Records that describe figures

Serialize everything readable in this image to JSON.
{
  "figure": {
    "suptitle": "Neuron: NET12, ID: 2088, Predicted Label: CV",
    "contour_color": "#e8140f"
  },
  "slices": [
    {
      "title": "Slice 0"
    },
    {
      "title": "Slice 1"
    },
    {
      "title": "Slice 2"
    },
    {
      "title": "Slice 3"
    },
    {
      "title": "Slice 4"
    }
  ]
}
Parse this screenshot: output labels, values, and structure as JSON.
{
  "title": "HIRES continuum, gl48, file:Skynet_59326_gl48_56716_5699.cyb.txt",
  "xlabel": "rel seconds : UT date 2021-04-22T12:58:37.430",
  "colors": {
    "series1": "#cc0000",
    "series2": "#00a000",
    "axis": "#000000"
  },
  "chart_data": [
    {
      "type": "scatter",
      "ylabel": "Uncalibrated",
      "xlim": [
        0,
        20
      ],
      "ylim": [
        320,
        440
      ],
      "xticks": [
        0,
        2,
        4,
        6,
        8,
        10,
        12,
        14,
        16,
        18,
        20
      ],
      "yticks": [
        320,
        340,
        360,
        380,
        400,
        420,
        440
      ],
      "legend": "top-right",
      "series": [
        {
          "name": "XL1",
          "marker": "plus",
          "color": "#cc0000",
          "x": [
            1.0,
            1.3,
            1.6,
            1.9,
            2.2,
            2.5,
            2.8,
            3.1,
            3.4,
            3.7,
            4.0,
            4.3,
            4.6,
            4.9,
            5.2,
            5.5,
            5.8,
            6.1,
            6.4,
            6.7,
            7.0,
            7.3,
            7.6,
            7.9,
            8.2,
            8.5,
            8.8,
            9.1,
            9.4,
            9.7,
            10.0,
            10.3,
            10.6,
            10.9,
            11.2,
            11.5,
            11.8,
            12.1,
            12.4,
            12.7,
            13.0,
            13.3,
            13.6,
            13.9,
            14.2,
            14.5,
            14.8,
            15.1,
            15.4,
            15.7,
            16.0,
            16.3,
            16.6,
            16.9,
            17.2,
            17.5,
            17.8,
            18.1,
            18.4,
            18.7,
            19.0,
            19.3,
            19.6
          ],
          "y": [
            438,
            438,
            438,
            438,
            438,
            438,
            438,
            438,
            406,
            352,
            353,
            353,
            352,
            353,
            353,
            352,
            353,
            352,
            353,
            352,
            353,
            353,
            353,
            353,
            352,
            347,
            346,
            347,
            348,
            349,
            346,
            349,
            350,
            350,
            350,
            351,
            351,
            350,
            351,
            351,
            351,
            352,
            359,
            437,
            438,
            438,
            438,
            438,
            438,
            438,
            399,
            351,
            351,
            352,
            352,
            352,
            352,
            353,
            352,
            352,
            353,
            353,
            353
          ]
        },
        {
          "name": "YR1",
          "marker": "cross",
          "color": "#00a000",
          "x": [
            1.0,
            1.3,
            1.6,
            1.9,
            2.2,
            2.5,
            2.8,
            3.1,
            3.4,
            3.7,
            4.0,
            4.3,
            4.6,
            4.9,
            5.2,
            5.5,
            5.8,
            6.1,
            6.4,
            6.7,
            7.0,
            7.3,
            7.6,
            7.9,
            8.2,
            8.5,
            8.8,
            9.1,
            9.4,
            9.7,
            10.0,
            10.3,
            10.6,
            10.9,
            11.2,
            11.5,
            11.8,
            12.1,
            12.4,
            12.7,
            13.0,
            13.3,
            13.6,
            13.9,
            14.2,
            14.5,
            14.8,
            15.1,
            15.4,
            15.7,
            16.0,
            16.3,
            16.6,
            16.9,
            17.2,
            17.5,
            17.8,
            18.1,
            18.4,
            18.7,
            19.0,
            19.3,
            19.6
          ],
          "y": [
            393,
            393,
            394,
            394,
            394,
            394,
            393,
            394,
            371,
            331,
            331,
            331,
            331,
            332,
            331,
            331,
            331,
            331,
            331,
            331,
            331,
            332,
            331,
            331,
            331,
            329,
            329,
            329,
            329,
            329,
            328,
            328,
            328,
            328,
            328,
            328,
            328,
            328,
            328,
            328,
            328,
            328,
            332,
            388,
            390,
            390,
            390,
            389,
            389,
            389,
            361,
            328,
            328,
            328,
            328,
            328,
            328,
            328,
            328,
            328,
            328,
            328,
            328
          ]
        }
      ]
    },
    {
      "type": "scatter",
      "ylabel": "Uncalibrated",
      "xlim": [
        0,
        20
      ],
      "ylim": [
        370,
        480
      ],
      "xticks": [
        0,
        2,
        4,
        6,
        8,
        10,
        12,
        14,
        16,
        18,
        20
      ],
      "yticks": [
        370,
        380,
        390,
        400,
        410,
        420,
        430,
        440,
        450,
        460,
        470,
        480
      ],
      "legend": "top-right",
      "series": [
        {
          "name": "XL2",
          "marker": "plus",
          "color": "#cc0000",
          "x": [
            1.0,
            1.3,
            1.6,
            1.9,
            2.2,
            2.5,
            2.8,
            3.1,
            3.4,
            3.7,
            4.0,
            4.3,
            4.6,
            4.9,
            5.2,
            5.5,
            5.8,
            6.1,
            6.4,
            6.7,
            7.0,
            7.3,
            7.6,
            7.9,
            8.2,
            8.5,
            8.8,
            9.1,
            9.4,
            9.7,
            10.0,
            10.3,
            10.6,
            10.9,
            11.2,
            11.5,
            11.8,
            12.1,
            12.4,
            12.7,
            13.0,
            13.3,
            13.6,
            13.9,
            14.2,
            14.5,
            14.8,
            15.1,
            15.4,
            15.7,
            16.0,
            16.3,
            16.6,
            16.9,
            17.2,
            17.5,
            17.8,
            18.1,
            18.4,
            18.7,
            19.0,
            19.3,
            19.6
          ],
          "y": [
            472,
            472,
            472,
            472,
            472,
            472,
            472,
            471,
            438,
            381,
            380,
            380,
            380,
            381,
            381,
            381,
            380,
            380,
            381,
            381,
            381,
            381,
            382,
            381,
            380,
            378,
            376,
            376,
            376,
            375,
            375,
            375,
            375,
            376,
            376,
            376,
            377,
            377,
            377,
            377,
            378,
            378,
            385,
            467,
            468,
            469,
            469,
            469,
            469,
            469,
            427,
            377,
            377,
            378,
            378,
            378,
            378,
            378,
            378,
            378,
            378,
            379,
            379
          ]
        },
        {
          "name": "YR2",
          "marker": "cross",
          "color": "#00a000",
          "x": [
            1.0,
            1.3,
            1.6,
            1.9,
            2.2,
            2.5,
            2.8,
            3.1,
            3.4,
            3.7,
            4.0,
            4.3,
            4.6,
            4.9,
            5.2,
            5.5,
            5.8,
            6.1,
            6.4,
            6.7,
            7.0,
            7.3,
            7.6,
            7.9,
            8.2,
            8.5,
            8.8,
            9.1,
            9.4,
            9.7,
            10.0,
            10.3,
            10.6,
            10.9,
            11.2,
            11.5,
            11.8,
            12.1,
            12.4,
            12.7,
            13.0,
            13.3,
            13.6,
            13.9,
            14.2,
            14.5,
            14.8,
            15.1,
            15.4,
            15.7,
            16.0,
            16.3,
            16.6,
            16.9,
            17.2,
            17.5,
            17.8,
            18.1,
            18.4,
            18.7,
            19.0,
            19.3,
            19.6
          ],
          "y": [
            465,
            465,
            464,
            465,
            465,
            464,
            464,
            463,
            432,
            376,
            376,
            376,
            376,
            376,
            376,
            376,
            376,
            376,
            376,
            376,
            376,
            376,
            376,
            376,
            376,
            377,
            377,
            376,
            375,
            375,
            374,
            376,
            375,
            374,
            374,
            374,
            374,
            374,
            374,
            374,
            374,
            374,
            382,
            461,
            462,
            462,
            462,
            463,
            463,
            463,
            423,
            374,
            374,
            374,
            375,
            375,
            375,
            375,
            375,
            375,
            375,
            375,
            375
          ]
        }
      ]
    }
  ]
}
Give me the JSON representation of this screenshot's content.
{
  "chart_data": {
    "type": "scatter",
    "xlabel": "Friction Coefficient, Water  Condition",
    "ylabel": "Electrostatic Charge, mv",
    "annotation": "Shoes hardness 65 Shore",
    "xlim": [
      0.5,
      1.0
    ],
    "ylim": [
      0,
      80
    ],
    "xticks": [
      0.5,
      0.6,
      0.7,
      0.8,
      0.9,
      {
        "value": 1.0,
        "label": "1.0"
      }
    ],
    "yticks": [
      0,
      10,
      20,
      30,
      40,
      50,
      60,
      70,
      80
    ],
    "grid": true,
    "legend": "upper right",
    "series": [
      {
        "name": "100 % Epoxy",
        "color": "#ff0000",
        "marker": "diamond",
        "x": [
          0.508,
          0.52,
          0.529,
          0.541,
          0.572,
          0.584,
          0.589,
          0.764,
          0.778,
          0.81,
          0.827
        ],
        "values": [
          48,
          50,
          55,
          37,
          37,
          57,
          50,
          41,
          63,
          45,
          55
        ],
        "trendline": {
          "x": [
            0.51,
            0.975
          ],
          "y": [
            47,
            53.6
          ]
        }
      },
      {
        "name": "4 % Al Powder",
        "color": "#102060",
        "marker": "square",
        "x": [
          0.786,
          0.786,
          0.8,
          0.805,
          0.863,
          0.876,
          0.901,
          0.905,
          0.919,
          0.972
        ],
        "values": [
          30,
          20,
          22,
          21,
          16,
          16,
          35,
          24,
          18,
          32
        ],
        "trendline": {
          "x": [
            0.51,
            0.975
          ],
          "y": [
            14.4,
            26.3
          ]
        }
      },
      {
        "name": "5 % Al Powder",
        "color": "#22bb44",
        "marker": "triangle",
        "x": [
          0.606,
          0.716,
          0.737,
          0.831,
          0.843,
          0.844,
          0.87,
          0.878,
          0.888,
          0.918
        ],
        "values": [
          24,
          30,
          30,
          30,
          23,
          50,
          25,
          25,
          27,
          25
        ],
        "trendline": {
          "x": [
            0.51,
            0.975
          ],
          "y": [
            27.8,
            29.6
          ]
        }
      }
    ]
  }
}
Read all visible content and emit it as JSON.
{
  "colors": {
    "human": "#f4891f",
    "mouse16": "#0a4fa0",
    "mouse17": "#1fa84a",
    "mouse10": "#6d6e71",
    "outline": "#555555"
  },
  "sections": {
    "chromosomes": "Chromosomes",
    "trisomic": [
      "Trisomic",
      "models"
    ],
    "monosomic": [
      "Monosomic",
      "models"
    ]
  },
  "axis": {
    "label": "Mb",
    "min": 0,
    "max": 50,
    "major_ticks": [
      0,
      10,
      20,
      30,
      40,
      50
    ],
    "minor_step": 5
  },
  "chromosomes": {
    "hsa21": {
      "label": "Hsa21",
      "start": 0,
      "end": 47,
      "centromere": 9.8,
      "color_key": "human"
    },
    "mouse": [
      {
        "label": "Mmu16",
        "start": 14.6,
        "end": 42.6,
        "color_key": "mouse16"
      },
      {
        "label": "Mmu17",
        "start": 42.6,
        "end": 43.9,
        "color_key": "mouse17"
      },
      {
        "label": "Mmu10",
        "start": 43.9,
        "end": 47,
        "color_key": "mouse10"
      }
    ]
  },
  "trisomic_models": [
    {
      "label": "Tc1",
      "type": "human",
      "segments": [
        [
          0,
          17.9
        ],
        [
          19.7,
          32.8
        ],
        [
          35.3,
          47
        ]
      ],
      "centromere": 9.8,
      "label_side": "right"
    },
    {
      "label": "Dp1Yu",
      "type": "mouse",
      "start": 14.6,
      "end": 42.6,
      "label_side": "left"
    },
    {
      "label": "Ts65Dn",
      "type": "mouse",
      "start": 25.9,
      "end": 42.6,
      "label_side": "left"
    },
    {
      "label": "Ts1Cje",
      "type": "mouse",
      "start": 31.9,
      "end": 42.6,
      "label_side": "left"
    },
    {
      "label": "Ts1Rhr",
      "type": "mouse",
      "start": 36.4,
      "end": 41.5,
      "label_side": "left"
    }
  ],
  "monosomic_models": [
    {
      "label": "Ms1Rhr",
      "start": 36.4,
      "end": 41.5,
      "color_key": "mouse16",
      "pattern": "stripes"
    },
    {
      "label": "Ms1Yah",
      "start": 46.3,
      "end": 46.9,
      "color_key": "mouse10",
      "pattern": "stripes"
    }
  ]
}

■ Written task
Where a line in the entries holds "screenshot", copy that line.

■ Exercise output
Parse this screenshot: output labels, values, and structure as JSON.
Give me the JSON representation of this screenshot's content.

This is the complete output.